Copy each record exactly as it reads, leaving out any pictures it holds.

Supplied records:
++++

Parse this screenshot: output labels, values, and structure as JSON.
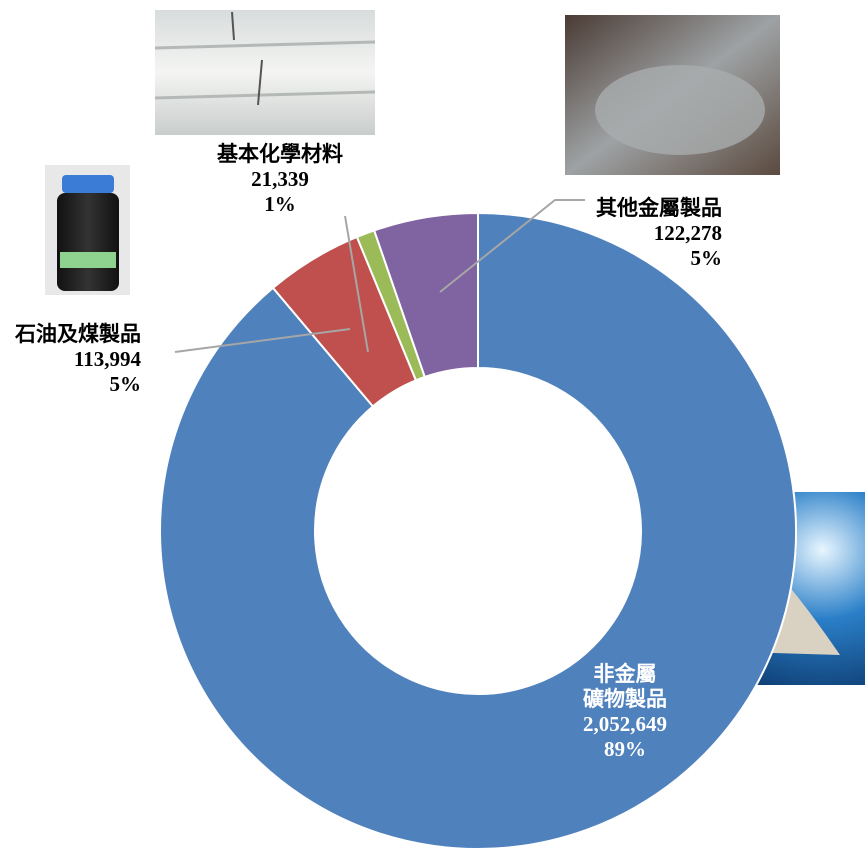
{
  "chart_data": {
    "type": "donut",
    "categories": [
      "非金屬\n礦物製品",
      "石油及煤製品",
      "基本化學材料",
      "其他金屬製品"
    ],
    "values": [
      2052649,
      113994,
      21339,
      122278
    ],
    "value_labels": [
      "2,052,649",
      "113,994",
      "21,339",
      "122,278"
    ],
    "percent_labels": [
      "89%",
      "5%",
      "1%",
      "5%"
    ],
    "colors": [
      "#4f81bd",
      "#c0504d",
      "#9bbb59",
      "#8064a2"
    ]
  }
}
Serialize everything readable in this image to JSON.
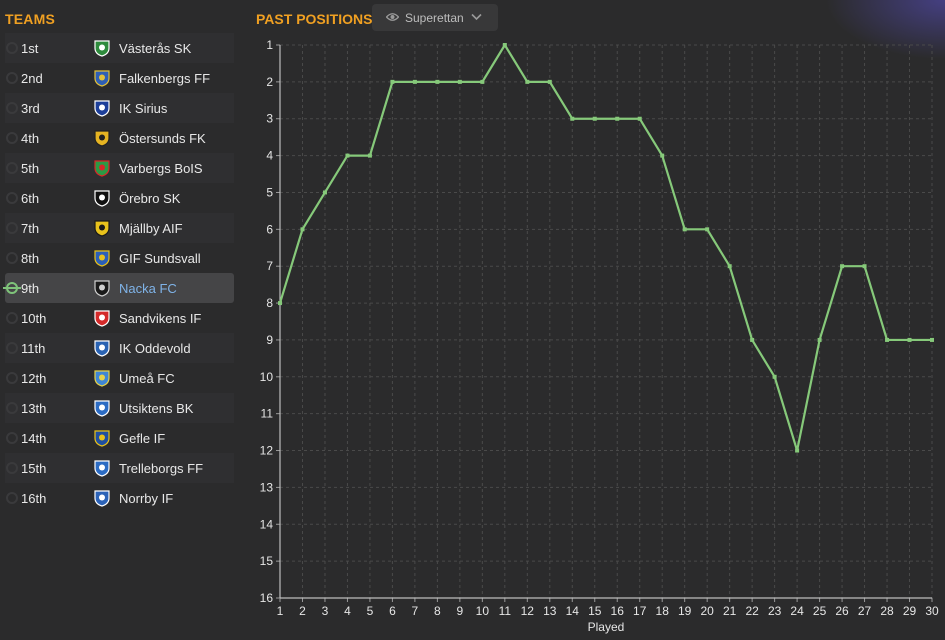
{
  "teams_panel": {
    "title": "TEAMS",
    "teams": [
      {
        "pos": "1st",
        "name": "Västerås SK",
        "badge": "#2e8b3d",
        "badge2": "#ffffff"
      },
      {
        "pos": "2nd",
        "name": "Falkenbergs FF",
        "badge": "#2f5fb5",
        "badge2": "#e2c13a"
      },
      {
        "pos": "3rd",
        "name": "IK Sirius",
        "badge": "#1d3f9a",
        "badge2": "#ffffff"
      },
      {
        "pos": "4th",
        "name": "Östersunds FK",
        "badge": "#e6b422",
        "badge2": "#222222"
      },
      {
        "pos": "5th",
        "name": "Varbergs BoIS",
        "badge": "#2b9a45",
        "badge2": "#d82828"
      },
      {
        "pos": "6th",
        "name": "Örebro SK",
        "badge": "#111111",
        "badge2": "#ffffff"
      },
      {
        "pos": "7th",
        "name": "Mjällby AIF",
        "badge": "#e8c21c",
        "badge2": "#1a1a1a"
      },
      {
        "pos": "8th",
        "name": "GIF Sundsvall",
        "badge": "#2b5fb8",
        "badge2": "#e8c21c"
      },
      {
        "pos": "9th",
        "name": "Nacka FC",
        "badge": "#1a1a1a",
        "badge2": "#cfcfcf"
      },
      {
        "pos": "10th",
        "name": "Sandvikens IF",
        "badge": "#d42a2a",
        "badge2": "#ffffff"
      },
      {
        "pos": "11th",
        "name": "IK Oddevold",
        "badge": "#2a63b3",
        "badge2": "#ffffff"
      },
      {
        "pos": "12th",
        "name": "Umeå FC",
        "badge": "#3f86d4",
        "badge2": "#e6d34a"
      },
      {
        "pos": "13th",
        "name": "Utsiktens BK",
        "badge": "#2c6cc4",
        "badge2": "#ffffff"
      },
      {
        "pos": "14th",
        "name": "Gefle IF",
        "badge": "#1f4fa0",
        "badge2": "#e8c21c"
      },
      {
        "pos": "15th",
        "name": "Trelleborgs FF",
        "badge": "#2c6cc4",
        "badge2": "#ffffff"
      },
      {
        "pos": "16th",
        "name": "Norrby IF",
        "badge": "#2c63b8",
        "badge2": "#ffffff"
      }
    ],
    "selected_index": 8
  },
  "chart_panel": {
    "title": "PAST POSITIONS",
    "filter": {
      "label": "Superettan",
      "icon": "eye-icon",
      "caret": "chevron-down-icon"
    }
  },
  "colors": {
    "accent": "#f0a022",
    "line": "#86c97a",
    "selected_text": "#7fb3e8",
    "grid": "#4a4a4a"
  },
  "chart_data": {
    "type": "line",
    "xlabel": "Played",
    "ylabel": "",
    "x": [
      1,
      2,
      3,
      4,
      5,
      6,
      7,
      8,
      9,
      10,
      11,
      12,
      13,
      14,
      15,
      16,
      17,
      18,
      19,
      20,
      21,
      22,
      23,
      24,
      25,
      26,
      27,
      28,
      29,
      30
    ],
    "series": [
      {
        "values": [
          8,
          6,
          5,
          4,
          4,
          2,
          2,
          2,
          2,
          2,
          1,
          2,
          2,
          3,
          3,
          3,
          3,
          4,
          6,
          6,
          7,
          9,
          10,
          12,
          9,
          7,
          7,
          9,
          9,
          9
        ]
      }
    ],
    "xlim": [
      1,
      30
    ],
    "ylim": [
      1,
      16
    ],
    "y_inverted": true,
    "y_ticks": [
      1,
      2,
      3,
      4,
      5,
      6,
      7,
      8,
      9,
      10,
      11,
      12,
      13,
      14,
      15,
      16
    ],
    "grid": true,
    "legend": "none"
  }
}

++++

The result:
Parse this screenshot: output labels, values, and structure as JSON.
{
  "chart_data": {
    "type": "donut",
    "categories": [
      "非金屬\n礦物製品",
      "石油及煤製品",
      "基本化學材料",
      "其他金屬製品"
    ],
    "values": [
      2052649,
      113994,
      21339,
      122278
    ],
    "value_labels": [
      "2,052,649",
      "113,994",
      "21,339",
      "122,278"
    ],
    "percent_labels": [
      "89%",
      "5%",
      "1%",
      "5%"
    ],
    "colors": [
      "#4f81bd",
      "#c0504d",
      "#9bbb59",
      "#8064a2"
    ]
  }
}
Serialize everything readable in this image to JSON.
{
  "teams_panel": {
    "title": "TEAMS",
    "teams": [
      {
        "pos": "1st",
        "name": "Västerås SK",
        "badge": "#2e8b3d",
        "badge2": "#ffffff"
      },
      {
        "pos": "2nd",
        "name": "Falkenbergs FF",
        "badge": "#2f5fb5",
        "badge2": "#e2c13a"
      },
      {
        "pos": "3rd",
        "name": "IK Sirius",
        "badge": "#1d3f9a",
        "badge2": "#ffffff"
      },
      {
        "pos": "4th",
        "name": "Östersunds FK",
        "badge": "#e6b422",
        "badge2": "#222222"
      },
      {
        "pos": "5th",
        "name": "Varbergs BoIS",
        "badge": "#2b9a45",
        "badge2": "#d82828"
      },
      {
        "pos": "6th",
        "name": "Örebro SK",
        "badge": "#111111",
        "badge2": "#ffffff"
      },
      {
        "pos": "7th",
        "name": "Mjällby AIF",
        "badge": "#e8c21c",
        "badge2": "#1a1a1a"
      },
      {
        "pos": "8th",
        "name": "GIF Sundsvall",
        "badge": "#2b5fb8",
        "badge2": "#e8c21c"
      },
      {
        "pos": "9th",
        "name": "Nacka FC",
        "badge": "#1a1a1a",
        "badge2": "#cfcfcf"
      },
      {
        "pos": "10th",
        "name": "Sandvikens IF",
        "badge": "#d42a2a",
        "badge2": "#ffffff"
      },
      {
        "pos": "11th",
        "name": "IK Oddevold",
        "badge": "#2a63b3",
        "badge2": "#ffffff"
      },
      {
        "pos": "12th",
        "name": "Umeå FC",
        "badge": "#3f86d4",
        "badge2": "#e6d34a"
      },
      {
        "pos": "13th",
        "name": "Utsiktens BK",
        "badge": "#2c6cc4",
        "badge2": "#ffffff"
      },
      {
        "pos": "14th",
        "name": "Gefle IF",
        "badge": "#1f4fa0",
        "badge2": "#e8c21c"
      },
      {
        "pos": "15th",
        "name": "Trelleborgs FF",
        "badge": "#2c6cc4",
        "badge2": "#ffffff"
      },
      {
        "pos": "16th",
        "name": "Norrby IF",
        "badge": "#2c63b8",
        "badge2": "#ffffff"
      }
    ],
    "selected_index": 8
  },
  "chart_panel": {
    "title": "PAST POSITIONS",
    "filter": {
      "label": "Superettan",
      "icon": "eye-icon",
      "caret": "chevron-down-icon"
    }
  },
  "colors": {
    "accent": "#f0a022",
    "line": "#86c97a",
    "selected_text": "#7fb3e8",
    "grid": "#4a4a4a"
  },
  "chart_data": {
    "type": "line",
    "xlabel": "Played",
    "ylabel": "",
    "x": [
      1,
      2,
      3,
      4,
      5,
      6,
      7,
      8,
      9,
      10,
      11,
      12,
      13,
      14,
      15,
      16,
      17,
      18,
      19,
      20,
      21,
      22,
      23,
      24,
      25,
      26,
      27,
      28,
      29,
      30
    ],
    "series": [
      {
        "values": [
          8,
          6,
          5,
          4,
          4,
          2,
          2,
          2,
          2,
          2,
          1,
          2,
          2,
          3,
          3,
          3,
          3,
          4,
          6,
          6,
          7,
          9,
          10,
          12,
          9,
          7,
          7,
          9,
          9,
          9
        ]
      }
    ],
    "xlim": [
      1,
      30
    ],
    "ylim": [
      1,
      16
    ],
    "y_inverted": true,
    "y_ticks": [
      1,
      2,
      3,
      4,
      5,
      6,
      7,
      8,
      9,
      10,
      11,
      12,
      13,
      14,
      15,
      16
    ],
    "grid": true,
    "legend": "none"
  }
}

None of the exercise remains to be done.